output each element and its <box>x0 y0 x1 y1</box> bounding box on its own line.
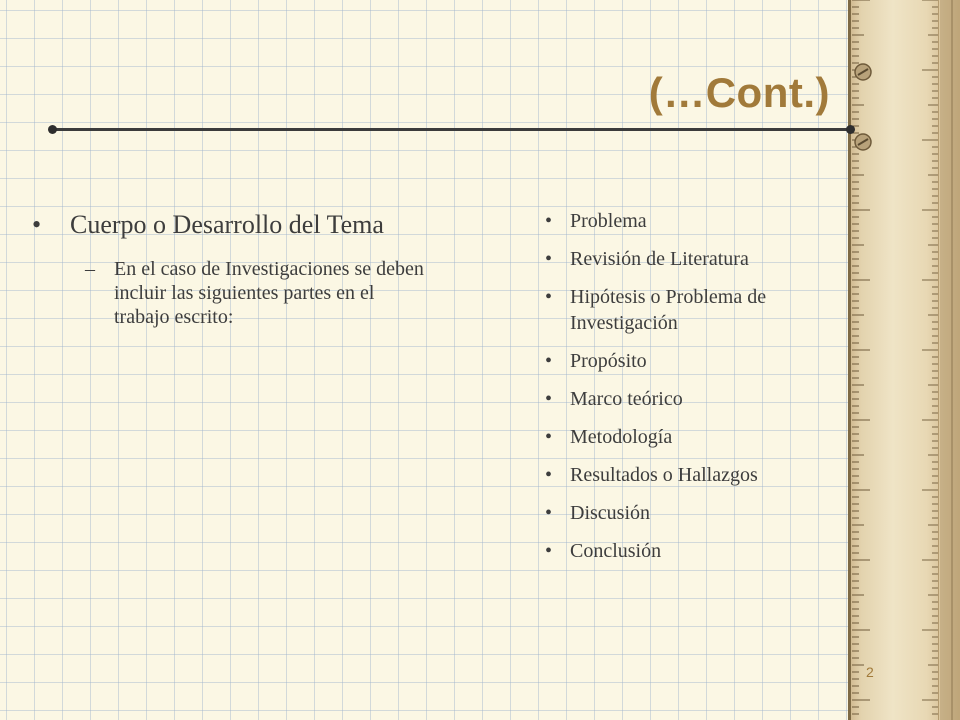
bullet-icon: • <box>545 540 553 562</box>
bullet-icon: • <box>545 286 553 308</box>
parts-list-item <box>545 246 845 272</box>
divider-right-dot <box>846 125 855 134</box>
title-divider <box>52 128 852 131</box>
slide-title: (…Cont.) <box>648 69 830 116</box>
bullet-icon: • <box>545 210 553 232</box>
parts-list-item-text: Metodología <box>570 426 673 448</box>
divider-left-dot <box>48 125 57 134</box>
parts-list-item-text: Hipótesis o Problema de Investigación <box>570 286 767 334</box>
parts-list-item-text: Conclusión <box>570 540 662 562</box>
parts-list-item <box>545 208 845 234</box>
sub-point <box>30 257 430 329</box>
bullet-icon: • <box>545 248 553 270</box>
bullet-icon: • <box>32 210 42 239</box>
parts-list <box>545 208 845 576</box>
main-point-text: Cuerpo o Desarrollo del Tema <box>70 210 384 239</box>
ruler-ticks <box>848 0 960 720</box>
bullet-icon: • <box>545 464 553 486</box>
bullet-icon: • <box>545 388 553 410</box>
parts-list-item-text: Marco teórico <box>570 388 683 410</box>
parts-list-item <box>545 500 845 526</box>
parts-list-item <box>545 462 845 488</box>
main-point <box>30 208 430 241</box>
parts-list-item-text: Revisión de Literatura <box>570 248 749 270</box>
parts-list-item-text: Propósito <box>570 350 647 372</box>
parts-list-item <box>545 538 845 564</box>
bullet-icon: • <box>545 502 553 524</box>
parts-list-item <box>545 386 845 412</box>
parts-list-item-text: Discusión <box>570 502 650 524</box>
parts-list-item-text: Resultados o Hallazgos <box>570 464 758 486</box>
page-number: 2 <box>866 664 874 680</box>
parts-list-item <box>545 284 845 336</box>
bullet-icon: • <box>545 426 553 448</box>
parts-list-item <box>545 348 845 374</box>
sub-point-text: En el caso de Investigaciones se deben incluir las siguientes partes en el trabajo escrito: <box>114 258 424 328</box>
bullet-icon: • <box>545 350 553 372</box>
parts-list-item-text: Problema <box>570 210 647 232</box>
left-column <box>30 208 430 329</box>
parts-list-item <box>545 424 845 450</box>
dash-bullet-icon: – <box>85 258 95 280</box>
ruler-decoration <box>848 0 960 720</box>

* * *

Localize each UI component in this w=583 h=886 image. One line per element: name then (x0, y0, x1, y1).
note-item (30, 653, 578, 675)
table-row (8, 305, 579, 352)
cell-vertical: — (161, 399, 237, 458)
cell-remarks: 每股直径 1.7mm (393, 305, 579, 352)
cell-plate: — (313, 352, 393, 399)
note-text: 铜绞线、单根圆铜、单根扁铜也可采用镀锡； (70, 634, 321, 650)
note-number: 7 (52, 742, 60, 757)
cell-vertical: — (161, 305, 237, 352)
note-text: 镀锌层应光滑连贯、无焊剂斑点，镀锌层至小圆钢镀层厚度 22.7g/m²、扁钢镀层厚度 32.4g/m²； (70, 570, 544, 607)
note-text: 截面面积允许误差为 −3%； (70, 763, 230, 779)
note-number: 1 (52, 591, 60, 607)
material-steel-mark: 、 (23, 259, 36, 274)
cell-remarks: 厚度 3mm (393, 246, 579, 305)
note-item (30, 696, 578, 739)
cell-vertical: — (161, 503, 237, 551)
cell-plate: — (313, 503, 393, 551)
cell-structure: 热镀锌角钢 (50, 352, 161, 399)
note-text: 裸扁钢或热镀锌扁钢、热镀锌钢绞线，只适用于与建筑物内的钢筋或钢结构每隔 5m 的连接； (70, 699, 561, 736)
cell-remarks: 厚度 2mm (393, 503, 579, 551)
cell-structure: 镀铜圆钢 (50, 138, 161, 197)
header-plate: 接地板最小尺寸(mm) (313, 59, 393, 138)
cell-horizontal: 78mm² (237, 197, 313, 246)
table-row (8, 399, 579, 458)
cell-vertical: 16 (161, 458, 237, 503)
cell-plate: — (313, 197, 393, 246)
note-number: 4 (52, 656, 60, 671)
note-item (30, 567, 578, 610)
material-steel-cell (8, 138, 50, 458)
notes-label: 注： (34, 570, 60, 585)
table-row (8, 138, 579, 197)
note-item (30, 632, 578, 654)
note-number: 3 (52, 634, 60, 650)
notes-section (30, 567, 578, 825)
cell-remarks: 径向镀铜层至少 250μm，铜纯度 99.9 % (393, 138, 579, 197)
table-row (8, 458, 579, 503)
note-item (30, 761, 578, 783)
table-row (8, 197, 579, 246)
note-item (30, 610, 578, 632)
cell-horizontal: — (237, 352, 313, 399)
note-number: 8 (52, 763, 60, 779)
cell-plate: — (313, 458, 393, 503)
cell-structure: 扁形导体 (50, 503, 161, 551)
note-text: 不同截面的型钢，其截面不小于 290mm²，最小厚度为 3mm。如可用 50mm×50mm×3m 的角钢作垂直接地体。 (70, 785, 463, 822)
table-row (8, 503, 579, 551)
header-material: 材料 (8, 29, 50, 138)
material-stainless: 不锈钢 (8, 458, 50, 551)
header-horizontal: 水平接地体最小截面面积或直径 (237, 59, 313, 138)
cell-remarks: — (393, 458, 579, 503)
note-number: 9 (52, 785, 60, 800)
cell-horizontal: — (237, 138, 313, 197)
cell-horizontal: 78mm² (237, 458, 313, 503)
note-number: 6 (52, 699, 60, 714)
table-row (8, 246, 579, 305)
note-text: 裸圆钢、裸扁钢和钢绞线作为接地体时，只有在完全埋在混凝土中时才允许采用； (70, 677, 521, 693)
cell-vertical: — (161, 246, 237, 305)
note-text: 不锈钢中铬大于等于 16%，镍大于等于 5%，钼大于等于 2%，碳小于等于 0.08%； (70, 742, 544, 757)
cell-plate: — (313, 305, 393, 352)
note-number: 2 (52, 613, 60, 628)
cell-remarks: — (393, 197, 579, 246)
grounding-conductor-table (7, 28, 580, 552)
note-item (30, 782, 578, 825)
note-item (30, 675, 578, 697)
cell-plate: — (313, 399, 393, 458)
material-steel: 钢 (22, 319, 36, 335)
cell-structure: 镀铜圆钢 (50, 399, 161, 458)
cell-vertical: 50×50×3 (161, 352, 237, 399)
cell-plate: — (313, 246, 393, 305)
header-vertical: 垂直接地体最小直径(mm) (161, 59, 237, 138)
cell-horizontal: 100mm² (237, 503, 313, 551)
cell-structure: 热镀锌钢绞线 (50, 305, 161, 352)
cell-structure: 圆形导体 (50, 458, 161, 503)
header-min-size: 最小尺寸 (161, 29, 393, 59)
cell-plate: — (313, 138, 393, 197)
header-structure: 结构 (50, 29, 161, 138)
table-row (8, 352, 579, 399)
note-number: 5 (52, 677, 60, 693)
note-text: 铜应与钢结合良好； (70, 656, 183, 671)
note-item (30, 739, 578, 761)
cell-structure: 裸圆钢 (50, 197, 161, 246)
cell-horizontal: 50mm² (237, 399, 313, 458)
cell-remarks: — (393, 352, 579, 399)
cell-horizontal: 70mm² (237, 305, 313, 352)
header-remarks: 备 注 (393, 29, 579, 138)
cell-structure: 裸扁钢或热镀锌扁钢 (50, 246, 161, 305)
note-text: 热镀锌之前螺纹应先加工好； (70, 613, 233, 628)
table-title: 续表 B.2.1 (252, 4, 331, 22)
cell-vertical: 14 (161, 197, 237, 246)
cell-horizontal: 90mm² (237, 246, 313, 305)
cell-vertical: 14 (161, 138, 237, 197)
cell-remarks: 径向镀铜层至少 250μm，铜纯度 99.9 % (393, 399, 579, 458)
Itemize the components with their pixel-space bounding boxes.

_Task_
Please revise the entries from the line with "bullet-icon: • <box>545 540 553 562</box>" to the line with "divider-left-dot <box>48 125 57 134</box>", replacing "bullet-icon" with "bullet-marker" and leaving everything else unchanged.

_Answer to this problem_
bullet-marker: • <box>545 540 553 562</box>
bullet-marker: • <box>545 286 553 308</box>
parts-list-item <box>545 246 845 272</box>
divider-right-dot <box>846 125 855 134</box>
title-divider <box>52 128 852 131</box>
slide-title: (…Cont.) <box>648 69 830 116</box>
bullet-marker: • <box>545 210 553 232</box>
parts-list-item-text: Metodología <box>570 426 673 448</box>
divider-left-dot <box>48 125 57 134</box>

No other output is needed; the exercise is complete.